■ EXCERPTED RECORDS ■
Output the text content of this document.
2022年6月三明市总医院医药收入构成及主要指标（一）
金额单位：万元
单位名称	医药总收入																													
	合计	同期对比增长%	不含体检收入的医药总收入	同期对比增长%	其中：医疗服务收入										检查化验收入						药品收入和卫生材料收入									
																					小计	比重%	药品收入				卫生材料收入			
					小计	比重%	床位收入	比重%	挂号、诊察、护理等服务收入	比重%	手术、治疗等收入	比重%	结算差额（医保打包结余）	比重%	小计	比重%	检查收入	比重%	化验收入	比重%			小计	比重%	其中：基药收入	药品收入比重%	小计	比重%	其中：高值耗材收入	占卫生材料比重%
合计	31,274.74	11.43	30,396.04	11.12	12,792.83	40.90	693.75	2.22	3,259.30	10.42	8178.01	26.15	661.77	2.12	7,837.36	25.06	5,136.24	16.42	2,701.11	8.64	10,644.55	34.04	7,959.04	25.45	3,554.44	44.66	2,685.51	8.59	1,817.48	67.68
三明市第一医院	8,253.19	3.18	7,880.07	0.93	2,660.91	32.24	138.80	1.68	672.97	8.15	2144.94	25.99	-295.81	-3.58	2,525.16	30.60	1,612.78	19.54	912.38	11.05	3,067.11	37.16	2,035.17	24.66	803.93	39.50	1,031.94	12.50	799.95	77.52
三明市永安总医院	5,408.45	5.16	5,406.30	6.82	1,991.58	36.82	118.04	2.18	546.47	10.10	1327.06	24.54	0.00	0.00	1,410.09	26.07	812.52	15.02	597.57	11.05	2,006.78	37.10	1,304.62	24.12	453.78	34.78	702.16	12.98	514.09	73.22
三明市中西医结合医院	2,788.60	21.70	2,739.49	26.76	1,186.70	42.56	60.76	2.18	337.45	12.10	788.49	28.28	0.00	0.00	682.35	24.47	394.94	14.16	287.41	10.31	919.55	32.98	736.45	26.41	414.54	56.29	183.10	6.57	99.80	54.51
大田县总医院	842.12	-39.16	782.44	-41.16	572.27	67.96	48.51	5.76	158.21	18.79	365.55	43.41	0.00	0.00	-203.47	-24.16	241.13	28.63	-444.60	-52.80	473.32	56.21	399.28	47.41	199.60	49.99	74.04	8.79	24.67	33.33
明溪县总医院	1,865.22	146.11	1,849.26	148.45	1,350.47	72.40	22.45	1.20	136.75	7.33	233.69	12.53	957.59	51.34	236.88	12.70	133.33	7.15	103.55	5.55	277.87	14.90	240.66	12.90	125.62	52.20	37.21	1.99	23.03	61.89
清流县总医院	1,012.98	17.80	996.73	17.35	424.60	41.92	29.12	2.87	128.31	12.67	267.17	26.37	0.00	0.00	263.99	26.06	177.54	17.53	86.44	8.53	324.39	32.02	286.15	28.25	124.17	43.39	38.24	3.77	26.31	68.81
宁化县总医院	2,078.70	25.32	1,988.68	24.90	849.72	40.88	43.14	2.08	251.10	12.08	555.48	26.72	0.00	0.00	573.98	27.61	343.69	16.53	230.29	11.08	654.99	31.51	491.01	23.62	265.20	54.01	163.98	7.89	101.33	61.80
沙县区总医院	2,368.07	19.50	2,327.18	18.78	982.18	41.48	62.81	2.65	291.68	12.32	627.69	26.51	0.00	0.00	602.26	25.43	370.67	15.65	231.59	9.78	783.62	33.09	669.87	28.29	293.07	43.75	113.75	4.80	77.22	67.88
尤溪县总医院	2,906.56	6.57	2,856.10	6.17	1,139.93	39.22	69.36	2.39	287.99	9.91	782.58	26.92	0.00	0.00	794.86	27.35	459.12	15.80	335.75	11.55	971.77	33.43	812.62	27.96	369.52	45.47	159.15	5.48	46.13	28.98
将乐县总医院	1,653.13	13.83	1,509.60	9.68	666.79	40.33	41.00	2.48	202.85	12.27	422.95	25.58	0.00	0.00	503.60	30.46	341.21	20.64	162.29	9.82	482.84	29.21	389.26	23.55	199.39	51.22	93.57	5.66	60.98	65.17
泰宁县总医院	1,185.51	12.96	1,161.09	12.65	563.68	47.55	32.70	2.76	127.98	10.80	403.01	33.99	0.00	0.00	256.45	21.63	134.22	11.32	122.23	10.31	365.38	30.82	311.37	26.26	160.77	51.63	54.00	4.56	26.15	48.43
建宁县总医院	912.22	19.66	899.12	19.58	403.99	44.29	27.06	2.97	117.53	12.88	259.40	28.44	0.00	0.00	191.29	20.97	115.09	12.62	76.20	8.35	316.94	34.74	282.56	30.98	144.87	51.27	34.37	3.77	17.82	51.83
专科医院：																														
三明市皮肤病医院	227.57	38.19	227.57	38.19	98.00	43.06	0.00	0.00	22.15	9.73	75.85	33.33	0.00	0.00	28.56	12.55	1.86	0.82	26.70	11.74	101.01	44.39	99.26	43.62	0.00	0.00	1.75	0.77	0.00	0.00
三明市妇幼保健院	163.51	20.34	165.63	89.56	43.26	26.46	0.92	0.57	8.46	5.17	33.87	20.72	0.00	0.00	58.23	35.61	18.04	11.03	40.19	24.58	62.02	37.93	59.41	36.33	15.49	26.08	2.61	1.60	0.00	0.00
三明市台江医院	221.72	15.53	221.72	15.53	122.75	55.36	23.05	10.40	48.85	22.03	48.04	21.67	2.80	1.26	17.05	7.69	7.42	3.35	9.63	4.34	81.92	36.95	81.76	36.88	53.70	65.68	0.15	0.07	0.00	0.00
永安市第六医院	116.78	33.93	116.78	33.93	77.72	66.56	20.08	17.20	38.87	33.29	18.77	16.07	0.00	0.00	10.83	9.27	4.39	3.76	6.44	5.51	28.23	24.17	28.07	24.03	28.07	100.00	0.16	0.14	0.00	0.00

■ REQUIREMENTS ■
Output every line above without altering anything.

■ CORRECT ANSWER ■
Output the text content of this document.
2022年6月三明市总医院医药收入构成及主要指标（一）
金额单位：万元
单位名称	医药总收入																													
	合计	同期对比增长%	不含体检收入的医药总收入	同期对比增长%	其中：医疗服务收入										检查化验收入						药品收入和卫生材料收入									
																					小计	比重%	药品收入				卫生材料收入			
					小计	比重%	床位收入	比重%	挂号、诊察、护理等服务收入	比重%	手术、治疗等收入	比重%	结算差额（医保打包结余）	比重%	小计	比重%	检查收入	比重%	化验收入	比重%			小计	比重%	其中：基药收入	药品收入比重%	小计	比重%	其中：高值耗材收入	占卫生材料比重%
合计	31,274.74	11.43	30,396.04	11.12	12,792.83	40.90	693.75	2.22	3,259.30	10.42	8178.01	26.15	661.77	2.12	7,837.36	25.06	5,136.24	16.42	2,701.11	8.64	10,644.55	34.04	7,959.04	25.45	3,554.44	44.66	2,685.51	8.59	1,817.48	67.68
三明市第一医院	8,253.19	3.18	7,880.07	0.93	2,660.91	32.24	138.80	1.68	672.97	8.15	2144.94	25.99	-295.81	-3.58	2,525.16	30.60	1,612.78	19.54	912.38	11.05	3,067.11	37.16	2,035.17	24.66	803.93	39.50	1,031.94	12.50	799.95	77.52
三明市永安总医院	5,408.45	5.16	5,406.30	6.82	1,991.58	36.82	118.04	2.18	546.47	10.10	1327.06	24.54	0.00	0.00	1,410.09	26.07	812.52	15.02	597.57	11.05	2,006.78	37.10	1,304.62	24.12	453.78	34.78	702.16	12.98	514.09	73.22
三明市中西医结合医院	2,788.60	21.70	2,739.49	26.76	1,186.70	42.56	60.76	2.18	337.45	12.10	788.49	28.28	0.00	0.00	682.35	24.47	394.94	14.16	287.41	10.31	919.55	32.98	736.45	26.41	414.54	56.29	183.10	6.57	99.80	54.51
大田县总医院	842.12	-39.16	782.44	-41.16	572.27	67.96	48.51	5.76	158.21	18.79	365.55	43.41	0.00	0.00	-203.47	-24.16	241.13	28.63	-444.60	-52.80	473.32	56.21	399.28	47.41	199.60	49.99	74.04	8.79	24.67	33.33
明溪县总医院	1,865.22	146.11	1,849.26	148.45	1,350.47	72.40	22.45	1.20	136.75	7.33	233.69	12.53	957.59	51.34	236.88	12.70	133.33	7.15	103.55	5.55	277.87	14.90	240.66	12.90	125.62	52.20	37.21	1.99	23.03	61.89
清流县总医院	1,012.98	17.80	996.73	17.35	424.60	41.92	29.12	2.87	128.31	12.67	267.17	26.37	0.00	0.00	263.99	26.06	177.54	17.53	86.44	8.53	324.39	32.02	286.15	28.25	124.17	43.39	38.24	3.77	26.31	68.81
宁化县总医院	2,078.70	25.32	1,988.68	24.90	849.72	40.88	43.14	2.08	251.10	12.08	555.48	26.72	0.00	0.00	573.98	27.61	343.69	16.53	230.29	11.08	654.99	31.51	491.01	23.62	265.20	54.01	163.98	7.89	101.33	61.80
沙县区总医院	2,368.07	19.50	2,327.18	18.78	982.18	41.48	62.81	2.65	291.68	12.32	627.69	26.51	0.00	0.00	602.26	25.43	370.67	15.65	231.59	9.78	783.62	33.09	669.87	28.29	293.07	43.75	113.75	4.80	77.22	67.88
尤溪县总医院	2,906.56	6.57	2,856.10	6.17	1,139.93	39.22	69.36	2.39	287.99	9.91	782.58	26.92	0.00	0.00	794.86	27.35	459.12	15.80	335.75	11.55	971.77	33.43	812.62	27.96	369.52	45.47	159.15	5.48	46.13	28.98
将乐县总医院	1,653.13	13.83	1,509.60	9.68	666.79	40.33	41.00	2.48	202.85	12.27	422.95	25.58	0.00	0.00	503.60	30.46	341.21	20.64	162.29	9.82	482.84	29.21	389.26	23.55	199.39	51.22	93.57	5.66	60.98	65.17
泰宁县总医院	1,185.51	12.96	1,161.09	12.65	563.68	47.55	32.70	2.76	127.98	10.80	403.01	33.99	0.00	0.00	256.45	21.63	134.22	11.32	122.23	10.31	365.38	30.82	311.37	26.26	160.77	51.63	54.00	4.56	26.15	48.43
建宁县总医院	912.22	19.66	899.12	19.58	403.99	44.29	27.06	2.97	117.53	12.88	259.40	28.44	0.00	0.00	191.29	20.97	115.09	12.62	76.20	8.35	316.94	34.74	282.56	30.98	144.87	51.27	34.37	3.77	17.82	51.83
专科医院：																														
三明市皮肤病医院	227.57	38.19	227.57	38.19	98.00	43.06	0.00	0.00	22.15	9.73	75.85	33.33	0.00	0.00	28.56	12.55	1.86	0.82	26.70	11.74	101.01	44.39	99.26	43.62	0.00	0.00	1.75	0.77	0.00	0.00
三明市妇幼保健院	163.51	20.34	165.63	89.56	43.26	26.46	0.92	0.57	8.46	5.17	33.87	20.72	0.00	0.00	58.23	35.61	18.04	11.03	40.19	24.58	62.02	37.93	59.41	36.33	15.49	26.08	2.61	1.60	0.00	0.00
三明市台江医院	221.72	15.53	221.72	15.53	122.75	55.36	23.05	10.40	48.85	22.03	48.04	21.67	2.80	1.26	17.05	7.69	7.42	3.35	9.63	4.34	81.92	36.95	81.76	36.88	53.70	65.68	0.15	0.07	0.00	0.00
永安市第六医院	116.78	33.93	116.78	33.93	77.72	66.56	20.08	17.20	38.87	33.29	18.77	16.07	0.00	0.00	10.83	9.27	4.39	3.76	6.44	5.51	28.23	24.17	28.07	24.03	28.07	100.00	0.16	0.14	0.00	0.00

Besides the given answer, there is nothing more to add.